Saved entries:

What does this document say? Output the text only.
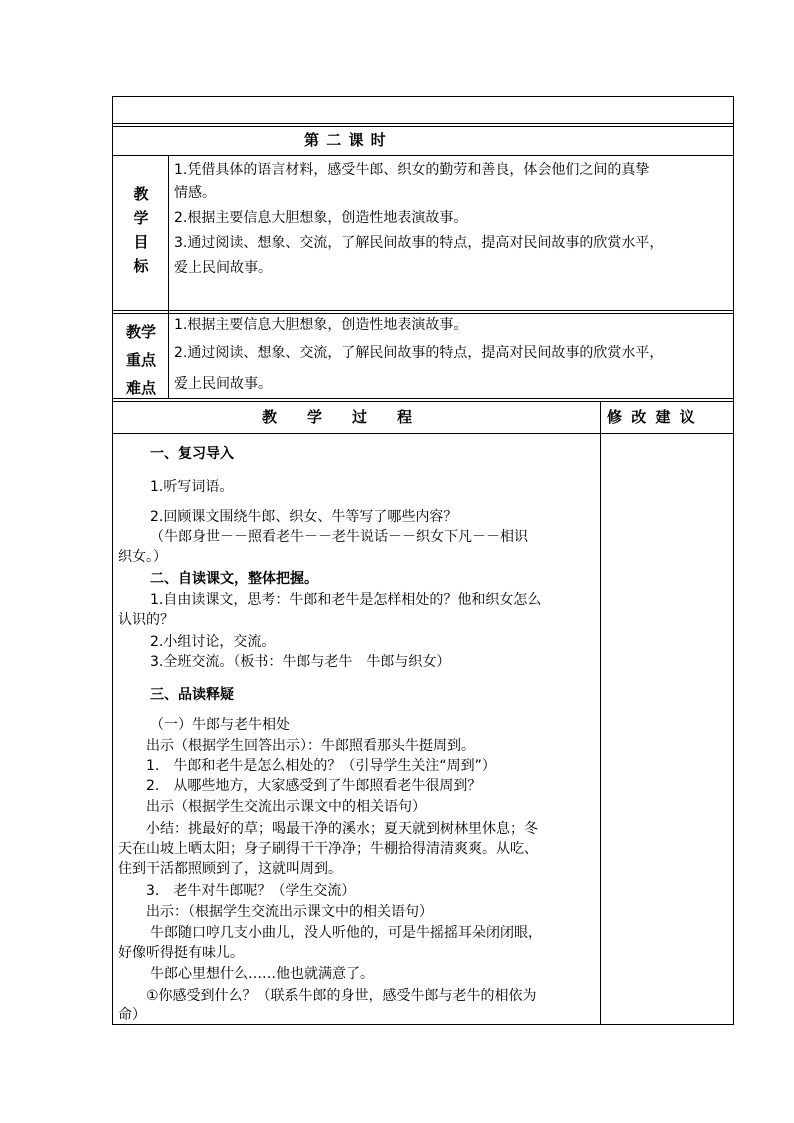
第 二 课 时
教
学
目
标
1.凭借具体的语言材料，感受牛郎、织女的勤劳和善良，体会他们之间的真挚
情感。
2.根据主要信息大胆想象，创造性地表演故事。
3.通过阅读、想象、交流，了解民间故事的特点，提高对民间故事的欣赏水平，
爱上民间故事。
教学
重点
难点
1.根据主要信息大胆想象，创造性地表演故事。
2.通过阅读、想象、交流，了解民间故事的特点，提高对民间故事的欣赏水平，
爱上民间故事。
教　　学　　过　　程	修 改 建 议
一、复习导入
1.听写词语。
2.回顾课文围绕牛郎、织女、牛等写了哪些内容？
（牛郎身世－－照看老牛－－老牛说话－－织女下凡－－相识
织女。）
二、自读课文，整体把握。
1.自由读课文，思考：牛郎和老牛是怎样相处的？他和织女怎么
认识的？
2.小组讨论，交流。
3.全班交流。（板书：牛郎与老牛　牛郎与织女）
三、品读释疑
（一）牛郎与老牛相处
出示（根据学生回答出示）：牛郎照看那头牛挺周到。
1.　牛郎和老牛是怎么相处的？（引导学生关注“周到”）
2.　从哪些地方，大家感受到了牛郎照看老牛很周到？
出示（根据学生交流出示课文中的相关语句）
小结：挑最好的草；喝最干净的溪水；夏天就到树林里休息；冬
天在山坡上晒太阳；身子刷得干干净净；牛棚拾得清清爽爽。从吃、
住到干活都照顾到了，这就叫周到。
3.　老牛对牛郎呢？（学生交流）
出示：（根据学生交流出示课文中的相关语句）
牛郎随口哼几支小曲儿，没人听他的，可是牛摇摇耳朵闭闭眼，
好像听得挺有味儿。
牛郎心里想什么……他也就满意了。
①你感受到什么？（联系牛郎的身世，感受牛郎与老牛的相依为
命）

*PROBLEM STATEMENT*:
Copy each line above that contains the string "了解民间故事的特点".

*TASK ANSWER*:
3.通过阅读、想象、交流，了解民间故事的特点，提高对民间故事的欣赏水平，
2.通过阅读、想象、交流，了解民间故事的特点，提高对民间故事的欣赏水平，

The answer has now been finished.